(Saved entries)
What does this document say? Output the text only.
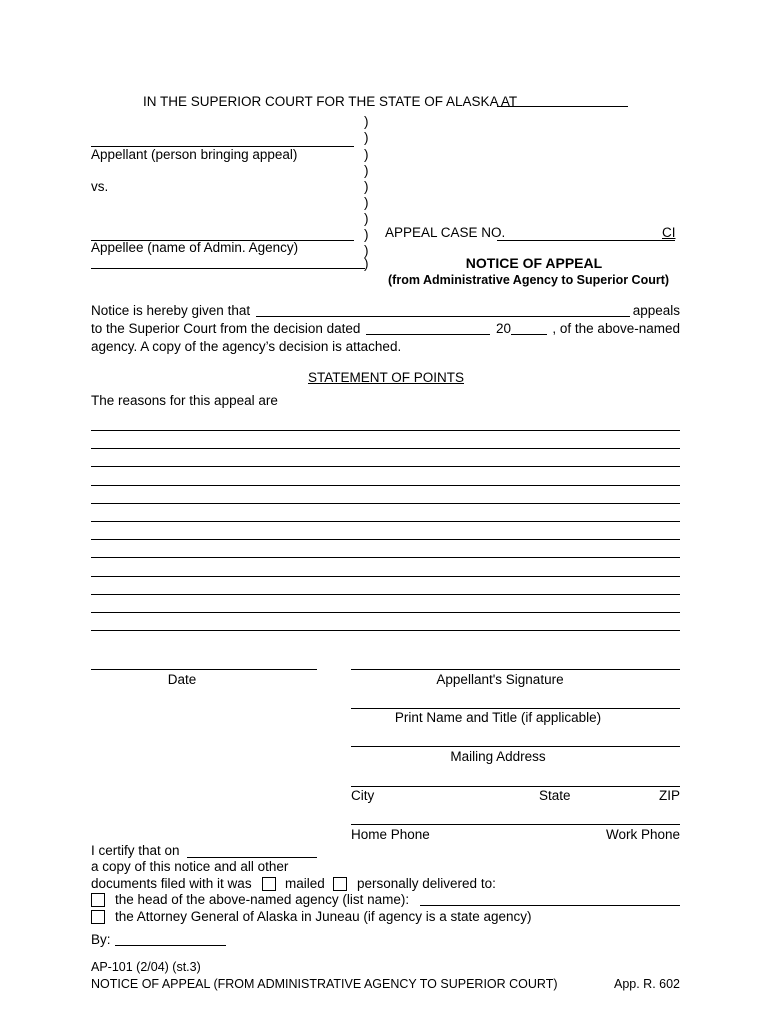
IN THE SUPERIOR COURT FOR THE STATE OF ALASKA AT
Appellant (person bringing appeal)
vs.
Appellee (name of Admin. Agency)
APPEAL CASE NO.	CI
NOTICE OF APPEAL
(from Administrative Agency to Superior Court)
Notice is hereby given that	appeals
to the Superior Court from the decision dated	20	, of the above-named
agency. A copy of the agency’s decision is attached.
STATEMENT OF POINTS
The reasons for this appeal are
Date	Appellant's Signature
Print Name and Title (if applicable)
Mailing Address
City	State	ZIP
Home Phone	Work Phone
I certify that on
a copy of this notice and all other
documents filed with it was mailed personally delivered to:
the head of the above-named agency (list name):
the Attorney General of Alaska in Juneau (if agency is a state agency)
By:
AP-101 (2/04) (st.3)
NOTICE OF APPEAL (FROM ADMINISTRATIVE AGENCY TO SUPERIOR COURT)	App. R. 602
)
)
)
)
)
)
)
)
)
)
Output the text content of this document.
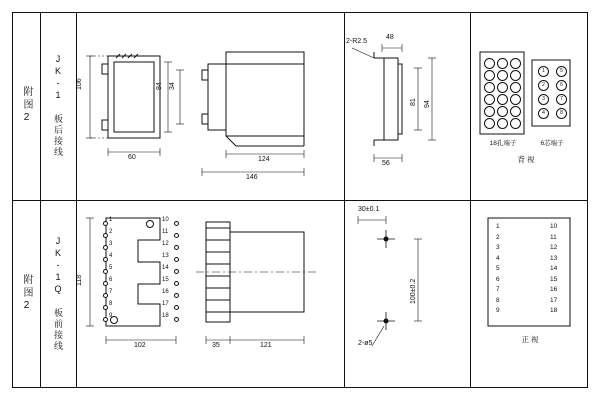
附图2 JK-1 板后接线 106	84 34
60	124
146
2-R2.5
48
81 94
56
1	5
2	6
3	7
4	8
18孔端子	6芯端子
背 视
附图2 JK-1Q 板前接线 118
102	35	121
1
2
3
4
5
6
7
8
9
10
11
12
13
14
15
16
17
18
30±0.1
100±0.2
2-ø5
1
2
3
4
5
6
7
8
9
10
11
12
13
14
15
16
17
18
正 视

§ **Set task**
Transcribe the preceding listing in its entirety and with exact wording, leaving out pictures.

§ **Solution**
What does this document say? Output the text only.
IN THE SUPERIOR COURT FOR THE STATE OF ALASKA AT
Appellant (person bringing appeal)
vs.
Appellee (name of Admin. Agency)
APPEAL CASE NO.	CI
NOTICE OF APPEAL
(from Administrative Agency to Superior Court)
Notice is hereby given that	appeals
to the Superior Court from the decision dated	20	, of the above-named
agency. A copy of the agency’s decision is attached.
STATEMENT OF POINTS
The reasons for this appeal are
Date	Appellant's Signature
Print Name and Title (if applicable)
Mailing Address
City	State	ZIP
Home Phone	Work Phone
I certify that on
a copy of this notice and all other
documents filed with it was mailed personally delivered to:
the head of the above-named agency (list name):
the Attorney General of Alaska in Juneau (if agency is a state agency)
By:
AP-101 (2/04) (st.3)
NOTICE OF APPEAL (FROM ADMINISTRATIVE AGENCY TO SUPERIOR COURT)	App. R. 602
)
)
)
)
)
)
)
)
)
)
Output the text content of this document.
附图2 JK-1 板后接线 106	84 34
60	124
146
2-R2.5
48
81 94
56
1	5
2	6
3	7
4	8
18孔端子	6芯端子
背 视
附图2 JK-1Q 板前接线 118
102	35	121
1
2
3
4
5
6
7
8
9
10
11
12
13
14
15
16
17
18
30±0.1
100±0.2
2-ø5
1
2
3
4
5
6
7
8
9
10
11
12
13
14
15
16
17
18
正 视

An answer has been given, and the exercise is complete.